Exercise requirements: Can the data below be echoed back word for word?

══════

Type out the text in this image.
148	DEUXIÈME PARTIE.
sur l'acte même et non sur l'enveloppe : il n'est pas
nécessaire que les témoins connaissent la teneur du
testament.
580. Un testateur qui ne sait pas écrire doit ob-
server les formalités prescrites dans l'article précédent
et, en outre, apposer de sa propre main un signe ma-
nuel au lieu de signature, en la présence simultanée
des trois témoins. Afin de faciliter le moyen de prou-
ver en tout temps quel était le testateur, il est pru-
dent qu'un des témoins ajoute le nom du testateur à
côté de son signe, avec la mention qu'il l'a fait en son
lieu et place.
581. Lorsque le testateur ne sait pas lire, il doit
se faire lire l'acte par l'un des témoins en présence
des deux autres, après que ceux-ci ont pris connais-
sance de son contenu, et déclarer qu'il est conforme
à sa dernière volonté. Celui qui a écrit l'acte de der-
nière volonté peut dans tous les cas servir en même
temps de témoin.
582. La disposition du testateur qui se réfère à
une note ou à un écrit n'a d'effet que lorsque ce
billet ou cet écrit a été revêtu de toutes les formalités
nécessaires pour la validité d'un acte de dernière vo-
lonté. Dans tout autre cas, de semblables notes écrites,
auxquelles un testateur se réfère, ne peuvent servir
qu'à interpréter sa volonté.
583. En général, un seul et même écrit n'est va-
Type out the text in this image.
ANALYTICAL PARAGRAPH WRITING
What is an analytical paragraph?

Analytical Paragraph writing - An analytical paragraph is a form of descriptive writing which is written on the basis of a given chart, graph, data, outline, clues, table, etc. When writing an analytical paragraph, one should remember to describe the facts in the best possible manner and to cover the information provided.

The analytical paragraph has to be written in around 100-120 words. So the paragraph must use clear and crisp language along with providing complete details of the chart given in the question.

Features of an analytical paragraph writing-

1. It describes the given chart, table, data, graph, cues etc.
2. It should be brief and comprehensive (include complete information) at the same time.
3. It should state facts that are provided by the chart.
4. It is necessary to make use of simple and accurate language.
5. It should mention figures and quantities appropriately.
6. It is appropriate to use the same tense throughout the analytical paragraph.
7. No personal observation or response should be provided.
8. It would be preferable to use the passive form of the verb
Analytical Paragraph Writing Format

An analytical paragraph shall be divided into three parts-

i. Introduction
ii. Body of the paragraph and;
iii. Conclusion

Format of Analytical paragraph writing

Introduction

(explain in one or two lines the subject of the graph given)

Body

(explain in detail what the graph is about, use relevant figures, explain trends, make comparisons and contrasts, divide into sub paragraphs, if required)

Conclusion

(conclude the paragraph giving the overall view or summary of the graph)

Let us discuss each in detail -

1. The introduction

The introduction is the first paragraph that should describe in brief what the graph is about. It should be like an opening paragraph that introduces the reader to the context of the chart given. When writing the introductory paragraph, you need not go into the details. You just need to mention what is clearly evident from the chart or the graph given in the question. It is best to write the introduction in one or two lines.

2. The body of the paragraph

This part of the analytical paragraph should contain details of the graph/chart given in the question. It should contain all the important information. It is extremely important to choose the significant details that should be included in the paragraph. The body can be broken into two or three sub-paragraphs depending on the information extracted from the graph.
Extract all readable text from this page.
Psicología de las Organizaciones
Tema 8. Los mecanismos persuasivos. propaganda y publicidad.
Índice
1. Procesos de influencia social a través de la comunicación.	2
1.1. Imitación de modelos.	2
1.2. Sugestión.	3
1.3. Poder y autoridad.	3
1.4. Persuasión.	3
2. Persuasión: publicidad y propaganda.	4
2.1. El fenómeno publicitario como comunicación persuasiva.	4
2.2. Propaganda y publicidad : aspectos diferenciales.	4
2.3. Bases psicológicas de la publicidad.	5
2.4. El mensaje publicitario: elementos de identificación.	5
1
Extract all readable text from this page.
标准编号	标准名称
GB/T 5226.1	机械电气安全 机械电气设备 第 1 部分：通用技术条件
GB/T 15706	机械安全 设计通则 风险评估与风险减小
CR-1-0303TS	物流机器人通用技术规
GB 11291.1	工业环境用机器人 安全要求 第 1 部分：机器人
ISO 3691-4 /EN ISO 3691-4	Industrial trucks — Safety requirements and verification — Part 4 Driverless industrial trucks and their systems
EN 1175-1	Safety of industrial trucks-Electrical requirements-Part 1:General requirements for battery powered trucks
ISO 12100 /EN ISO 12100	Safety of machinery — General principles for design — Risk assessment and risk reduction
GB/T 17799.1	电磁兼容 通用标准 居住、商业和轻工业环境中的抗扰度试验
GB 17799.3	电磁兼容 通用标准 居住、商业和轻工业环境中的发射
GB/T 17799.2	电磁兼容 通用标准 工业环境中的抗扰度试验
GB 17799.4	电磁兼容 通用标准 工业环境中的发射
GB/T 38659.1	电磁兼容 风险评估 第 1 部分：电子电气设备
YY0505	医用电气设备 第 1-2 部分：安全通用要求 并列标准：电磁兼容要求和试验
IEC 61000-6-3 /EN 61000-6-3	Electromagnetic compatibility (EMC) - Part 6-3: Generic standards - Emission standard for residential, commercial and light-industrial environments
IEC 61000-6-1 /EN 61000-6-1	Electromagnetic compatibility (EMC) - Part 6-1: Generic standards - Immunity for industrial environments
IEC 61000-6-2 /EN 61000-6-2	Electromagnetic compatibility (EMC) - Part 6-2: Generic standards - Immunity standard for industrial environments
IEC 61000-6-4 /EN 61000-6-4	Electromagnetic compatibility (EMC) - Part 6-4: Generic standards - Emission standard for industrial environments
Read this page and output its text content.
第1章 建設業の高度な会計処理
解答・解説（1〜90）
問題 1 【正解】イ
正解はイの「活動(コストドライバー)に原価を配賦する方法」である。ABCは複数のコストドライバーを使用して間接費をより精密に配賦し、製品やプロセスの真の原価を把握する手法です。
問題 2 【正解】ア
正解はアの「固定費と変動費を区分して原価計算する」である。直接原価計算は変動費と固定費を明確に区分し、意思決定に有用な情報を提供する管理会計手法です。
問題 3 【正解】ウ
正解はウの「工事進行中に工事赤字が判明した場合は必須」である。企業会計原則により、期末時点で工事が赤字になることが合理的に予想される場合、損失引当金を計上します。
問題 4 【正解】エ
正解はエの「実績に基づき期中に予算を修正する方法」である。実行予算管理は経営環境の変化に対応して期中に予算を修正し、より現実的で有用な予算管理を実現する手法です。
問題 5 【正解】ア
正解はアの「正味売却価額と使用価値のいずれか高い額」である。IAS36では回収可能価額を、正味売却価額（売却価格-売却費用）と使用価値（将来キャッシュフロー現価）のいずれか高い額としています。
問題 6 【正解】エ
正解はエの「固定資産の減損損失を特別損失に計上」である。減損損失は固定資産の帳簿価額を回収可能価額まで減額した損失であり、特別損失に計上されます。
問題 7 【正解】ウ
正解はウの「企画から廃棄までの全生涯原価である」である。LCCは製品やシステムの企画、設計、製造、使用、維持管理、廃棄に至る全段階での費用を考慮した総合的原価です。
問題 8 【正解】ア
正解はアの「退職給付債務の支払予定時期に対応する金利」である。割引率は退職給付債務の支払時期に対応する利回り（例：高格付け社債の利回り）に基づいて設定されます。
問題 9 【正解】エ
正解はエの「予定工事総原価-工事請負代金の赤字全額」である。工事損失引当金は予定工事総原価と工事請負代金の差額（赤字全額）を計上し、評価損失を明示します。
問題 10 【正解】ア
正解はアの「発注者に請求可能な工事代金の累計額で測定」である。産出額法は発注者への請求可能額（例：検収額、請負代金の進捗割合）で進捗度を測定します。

══════

Complete output:
Type out the text in this image.
148	DEUXIÈME PARTIE.
sur l'acte même et non sur l'enveloppe : il n'est pas
nécessaire que les témoins connaissent la teneur du
testament.
580. Un testateur qui ne sait pas écrire doit ob-
server les formalités prescrites dans l'article précédent
et, en outre, apposer de sa propre main un signe ma-
nuel au lieu de signature, en la présence simultanée
des trois témoins. Afin de faciliter le moyen de prou-
ver en tout temps quel était le testateur, il est pru-
dent qu'un des témoins ajoute le nom du testateur à
côté de son signe, avec la mention qu'il l'a fait en son
lieu et place.
581. Lorsque le testateur ne sait pas lire, il doit
se faire lire l'acte par l'un des témoins en présence
des deux autres, après que ceux-ci ont pris connais-
sance de son contenu, et déclarer qu'il est conforme
à sa dernière volonté. Celui qui a écrit l'acte de der-
nière volonté peut dans tous les cas servir en même
temps de témoin.
582. La disposition du testateur qui se réfère à
une note ou à un écrit n'a d'effet que lorsque ce
billet ou cet écrit a été revêtu de toutes les formalités
nécessaires pour la validité d'un acte de dernière vo-
lonté. Dans tout autre cas, de semblables notes écrites,
auxquelles un testateur se réfère, ne peuvent servir
qu'à interpréter sa volonté.
583. En général, un seul et même écrit n'est va-
Type out the text in this image.
ANALYTICAL PARAGRAPH WRITING
What is an analytical paragraph?

Analytical Paragraph writing - An analytical paragraph is a form of descriptive writing which is written on the basis of a given chart, graph, data, outline, clues, table, etc. When writing an analytical paragraph, one should remember to describe the facts in the best possible manner and to cover the information provided.

The analytical paragraph has to be written in around 100-120 words. So the paragraph must use clear and crisp language along with providing complete details of the chart given in the question.

Features of an analytical paragraph writing-

1. It describes the given chart, table, data, graph, cues etc.
2. It should be brief and comprehensive (include complete information) at the same time.
3. It should state facts that are provided by the chart.
4. It is necessary to make use of simple and accurate language.
5. It should mention figures and quantities appropriately.
6. It is appropriate to use the same tense throughout the analytical paragraph.
7. No personal observation or response should be provided.
8. It would be preferable to use the passive form of the verb
Analytical Paragraph Writing Format

An analytical paragraph shall be divided into three parts-

i. Introduction
ii. Body of the paragraph and;
iii. Conclusion

Format of Analytical paragraph writing

Introduction

(explain in one or two lines the subject of the graph given)

Body

(explain in detail what the graph is about, use relevant figures, explain trends, make comparisons and contrasts, divide into sub paragraphs, if required)

Conclusion

(conclude the paragraph giving the overall view or summary of the graph)

Let us discuss each in detail -

1. The introduction

The introduction is the first paragraph that should describe in brief what the graph is about. It should be like an opening paragraph that introduces the reader to the context of the chart given. When writing the introductory paragraph, you need not go into the details. You just need to mention what is clearly evident from the chart or the graph given in the question. It is best to write the introduction in one or two lines.

2. The body of the paragraph

This part of the analytical paragraph should contain details of the graph/chart given in the question. It should contain all the important information. It is extremely important to choose the significant details that should be included in the paragraph. The body can be broken into two or three sub-paragraphs depending on the information extracted from the graph.
Extract all readable text from this page.
Psicología de las Organizaciones
Tema 8. Los mecanismos persuasivos. propaganda y publicidad.
Índice
1. Procesos de influencia social a través de la comunicación.	2
1.1. Imitación de modelos.	2
1.2. Sugestión.	3
1.3. Poder y autoridad.	3
1.4. Persuasión.	3
2. Persuasión: publicidad y propaganda.	4
2.1. El fenómeno publicitario como comunicación persuasiva.	4
2.2. Propaganda y publicidad : aspectos diferenciales.	4
2.3. Bases psicológicas de la publicidad.	5
2.4. El mensaje publicitario: elementos de identificación.	5
1
Extract all readable text from this page.
标准编号	标准名称
GB/T 5226.1	机械电气安全 机械电气设备 第 1 部分：通用技术条件
GB/T 15706	机械安全 设计通则 风险评估与风险减小
CR-1-0303TS	物流机器人通用技术规
GB 11291.1	工业环境用机器人 安全要求 第 1 部分：机器人
ISO 3691-4 /EN ISO 3691-4	Industrial trucks — Safety requirements and verification — Part 4 Driverless industrial trucks and their systems
EN 1175-1	Safety of industrial trucks-Electrical requirements-Part 1:General requirements for battery powered trucks
ISO 12100 /EN ISO 12100	Safety of machinery — General principles for design — Risk assessment and risk reduction
GB/T 17799.1	电磁兼容 通用标准 居住、商业和轻工业环境中的抗扰度试验
GB 17799.3	电磁兼容 通用标准 居住、商业和轻工业环境中的发射
GB/T 17799.2	电磁兼容 通用标准 工业环境中的抗扰度试验
GB 17799.4	电磁兼容 通用标准 工业环境中的发射
GB/T 38659.1	电磁兼容 风险评估 第 1 部分：电子电气设备
YY0505	医用电气设备 第 1-2 部分：安全通用要求 并列标准：电磁兼容要求和试验
IEC 61000-6-3 /EN 61000-6-3	Electromagnetic compatibility (EMC) - Part 6-3: Generic standards - Emission standard for residential, commercial and light-industrial environments
IEC 61000-6-1 /EN 61000-6-1	Electromagnetic compatibility (EMC) - Part 6-1: Generic standards - Immunity for industrial environments
IEC 61000-6-2 /EN 61000-6-2	Electromagnetic compatibility (EMC) - Part 6-2: Generic standards - Immunity standard for industrial environments
IEC 61000-6-4 /EN 61000-6-4	Electromagnetic compatibility (EMC) - Part 6-4: Generic standards - Emission standard for industrial environments
Read this page and output its text content.
第1章 建設業の高度な会計処理
解答・解説（1〜90）
問題 1 【正解】イ
正解はイの「活動(コストドライバー)に原価を配賦する方法」である。ABCは複数のコストドライバーを使用して間接費をより精密に配賦し、製品やプロセスの真の原価を把握する手法です。
問題 2 【正解】ア
正解はアの「固定費と変動費を区分して原価計算する」である。直接原価計算は変動費と固定費を明確に区分し、意思決定に有用な情報を提供する管理会計手法です。
問題 3 【正解】ウ
正解はウの「工事進行中に工事赤字が判明した場合は必須」である。企業会計原則により、期末時点で工事が赤字になることが合理的に予想される場合、損失引当金を計上します。
問題 4 【正解】エ
正解はエの「実績に基づき期中に予算を修正する方法」である。実行予算管理は経営環境の変化に対応して期中に予算を修正し、より現実的で有用な予算管理を実現する手法です。
問題 5 【正解】ア
正解はアの「正味売却価額と使用価値のいずれか高い額」である。IAS36では回収可能価額を、正味売却価額（売却価格-売却費用）と使用価値（将来キャッシュフロー現価）のいずれか高い額としています。
問題 6 【正解】エ
正解はエの「固定資産の減損損失を特別損失に計上」である。減損損失は固定資産の帳簿価額を回収可能価額まで減額した損失であり、特別損失に計上されます。
問題 7 【正解】ウ
正解はウの「企画から廃棄までの全生涯原価である」である。LCCは製品やシステムの企画、設計、製造、使用、維持管理、廃棄に至る全段階での費用を考慮した総合的原価です。
問題 8 【正解】ア
正解はアの「退職給付債務の支払予定時期に対応する金利」である。割引率は退職給付債務の支払時期に対応する利回り（例：高格付け社債の利回り）に基づいて設定されます。
問題 9 【正解】エ
正解はエの「予定工事総原価-工事請負代金の赤字全額」である。工事損失引当金は予定工事総原価と工事請負代金の差額（赤字全額）を計上し、評価損失を明示します。
問題 10 【正解】ア
正解はアの「発注者に請求可能な工事代金の累計額で測定」である。産出額法は発注者への請求可能額（例：検収額、請負代金の進捗割合）で進捗度を測定します。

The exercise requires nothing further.